Text block |
========================

With the already narrow window of remaining time to complete a census count abruptly cut short by the Trump administration, getting every person living in the U.S. to fill out the form, already a scramble in a normal census year, is a compound challenge in 2020.
The critical once-a-decade count determines everything from Congressional representation to Pell grants to funding for school lunch programs — and as of this week, as many as 60 million households remain unaccounted for. If left untallied, those individuals and their communities will be invisible when the time comes to allocate vital federal resources.
To rise to that challenge, the progressive volunteer and campaign coordination platform Mobilize is launching a central resource hub to empower census volunteers during the six week final stretch. The civic tech startup noticed that a handful of nonprofits doing census work were already bringing campaigns onto the platform, and the new site, GetOutTheCount.com, will amplify those efforts and collect them in one place.
Speaking with TechCrunch, Mobilize Co-Founder and CEO Alfred Johnson describes the task, reasonably, as “Herculean.”
“Organizations are trying to reach communities and help them understand what they’re going to be asked in the census, what they’ll not be asked by the census and make sure… that those communities are aware of what their rights are here, are aware of what the deadlines are, and can be counted,” Johnson said. “Because we know that being counted is such a fundamental piece of being included in our democracy.”
One of the biggest challenges this census year is the focus on reaching historically undercounted Black, Latinx and indigenous communities — a key goal if the 2020 census is to capture U.S. demographic shifts and allocate resources and representation accordingly.
Mobilize launched in early 2017 amidst the post-Trump surge of activism on the left and quickly became ubiquitous among progressive causes and candidates. In the 2020 Democratic primary contest, Biden, Bernie and everybody in between relied on the platform to marshal campaign volunteers and steer supporters. This January, the civic tech startup raised a $3.75 million Series A round led by progressive tech incubator Higher Ground Labs. LinkedIn co-founder Reid Hoffman, a prominent Democratic donor, and Chris Sacca’s Lowercase Capital also contributed to the round.
The digital platform aims to both be a unifying resource to Democratic and progressive campaigns and to do what the events page on social networks like Facebook can’t. For Mobilize, that means translating what on a different platform might remain aspirational online activity into action. It accomplishes that by sending volunteers reminders, prompting them to invite friends and staying connected even after they take action to keep them engaged in similar campaigns.
Groups already coordinating their census campaigns on Mobilize include the NYC Census Bureau, CensusCounts, and Fair Count, an organization founded by Fair Fight founder and former Democratic nominee for Georgia governor Stacey Abrams. Fair Count’s mission is to reach what it calls “hard to count” communities in Georgia, including the state’s historically undercounted Black male population, to win the state the resources and representation that reflect its reality.
GetOutTheCount.com lets anyone type in their zip code to see local census mobilization efforts coordinated across those organizations and others. It stands to reason that if you’re willing to phone bank to reach people who’ve yet to be counted for one group, you’d probably be willing to do it for a different one with overlapping goals.

========================

Given information |
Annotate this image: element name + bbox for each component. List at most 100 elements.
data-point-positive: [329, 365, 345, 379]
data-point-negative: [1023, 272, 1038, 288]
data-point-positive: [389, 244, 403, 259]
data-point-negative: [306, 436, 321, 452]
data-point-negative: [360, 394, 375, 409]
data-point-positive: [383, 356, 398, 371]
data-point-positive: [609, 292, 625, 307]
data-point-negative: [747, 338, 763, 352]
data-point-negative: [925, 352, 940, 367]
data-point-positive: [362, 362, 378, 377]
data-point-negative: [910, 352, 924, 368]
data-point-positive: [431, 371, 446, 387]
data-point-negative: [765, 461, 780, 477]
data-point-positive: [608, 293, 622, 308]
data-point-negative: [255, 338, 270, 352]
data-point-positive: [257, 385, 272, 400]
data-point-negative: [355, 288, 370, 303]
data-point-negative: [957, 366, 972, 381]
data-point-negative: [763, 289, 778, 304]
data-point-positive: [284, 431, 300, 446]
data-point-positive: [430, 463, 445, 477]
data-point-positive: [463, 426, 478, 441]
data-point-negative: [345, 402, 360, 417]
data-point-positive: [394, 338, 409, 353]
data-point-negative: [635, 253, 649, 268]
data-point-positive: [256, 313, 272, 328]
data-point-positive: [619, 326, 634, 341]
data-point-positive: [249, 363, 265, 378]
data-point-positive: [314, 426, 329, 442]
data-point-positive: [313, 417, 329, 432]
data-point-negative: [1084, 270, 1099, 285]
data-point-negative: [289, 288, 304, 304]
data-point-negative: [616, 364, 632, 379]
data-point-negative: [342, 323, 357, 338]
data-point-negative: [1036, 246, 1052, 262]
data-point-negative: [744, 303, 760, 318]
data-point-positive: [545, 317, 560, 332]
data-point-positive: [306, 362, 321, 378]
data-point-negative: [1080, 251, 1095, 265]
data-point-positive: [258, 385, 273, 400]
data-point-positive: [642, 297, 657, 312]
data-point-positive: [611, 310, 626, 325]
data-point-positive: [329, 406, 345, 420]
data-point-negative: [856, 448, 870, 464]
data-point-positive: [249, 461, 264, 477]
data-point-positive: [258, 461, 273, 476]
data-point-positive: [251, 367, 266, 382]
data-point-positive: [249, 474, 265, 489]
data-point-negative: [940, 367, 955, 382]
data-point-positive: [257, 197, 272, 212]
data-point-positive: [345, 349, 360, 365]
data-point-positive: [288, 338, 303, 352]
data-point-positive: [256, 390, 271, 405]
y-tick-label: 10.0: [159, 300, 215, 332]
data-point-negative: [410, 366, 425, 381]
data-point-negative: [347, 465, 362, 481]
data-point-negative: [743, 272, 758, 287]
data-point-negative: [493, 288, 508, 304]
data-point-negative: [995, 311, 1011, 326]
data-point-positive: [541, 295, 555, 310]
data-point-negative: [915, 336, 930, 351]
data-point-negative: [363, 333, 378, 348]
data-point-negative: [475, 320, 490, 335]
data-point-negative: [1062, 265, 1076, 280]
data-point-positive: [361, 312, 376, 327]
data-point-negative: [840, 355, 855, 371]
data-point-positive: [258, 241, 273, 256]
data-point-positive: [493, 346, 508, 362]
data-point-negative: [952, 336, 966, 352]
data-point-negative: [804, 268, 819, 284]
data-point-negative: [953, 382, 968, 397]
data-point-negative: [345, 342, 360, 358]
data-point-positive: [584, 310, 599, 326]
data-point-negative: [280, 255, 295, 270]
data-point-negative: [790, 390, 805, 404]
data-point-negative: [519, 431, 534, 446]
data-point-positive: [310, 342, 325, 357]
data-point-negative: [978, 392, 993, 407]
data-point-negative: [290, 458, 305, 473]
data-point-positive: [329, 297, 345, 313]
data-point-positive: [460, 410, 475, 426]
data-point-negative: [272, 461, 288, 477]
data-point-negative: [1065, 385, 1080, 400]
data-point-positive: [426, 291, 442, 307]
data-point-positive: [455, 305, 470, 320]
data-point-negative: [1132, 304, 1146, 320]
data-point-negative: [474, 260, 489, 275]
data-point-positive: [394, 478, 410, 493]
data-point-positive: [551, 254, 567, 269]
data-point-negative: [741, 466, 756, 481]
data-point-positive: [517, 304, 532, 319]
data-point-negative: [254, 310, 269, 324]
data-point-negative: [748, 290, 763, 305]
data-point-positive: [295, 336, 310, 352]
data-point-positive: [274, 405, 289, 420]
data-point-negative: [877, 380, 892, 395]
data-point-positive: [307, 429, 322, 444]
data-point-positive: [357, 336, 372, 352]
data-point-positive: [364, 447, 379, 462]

========================

Set of tasks |
A – Copy everything in the census article from "The critical once-a-decade" down to "vital federal resources.".
B – According to the census article, who led Mobilize's $3.75 million Series A round?
The listing is separate material and unrelated to the census article.

Responses in order |
A –
The critical once-a-decade count determines everything from Congressional representation to Pell grants to funding for school lunch programs — and as of this week, as many as 60 million households remain unaccounted for. If left untallied, those individuals and their communities will be invisible when the time comes to allocate vital federal resources.

B – Higher Ground Labs, a progressive tech incubator, led the round.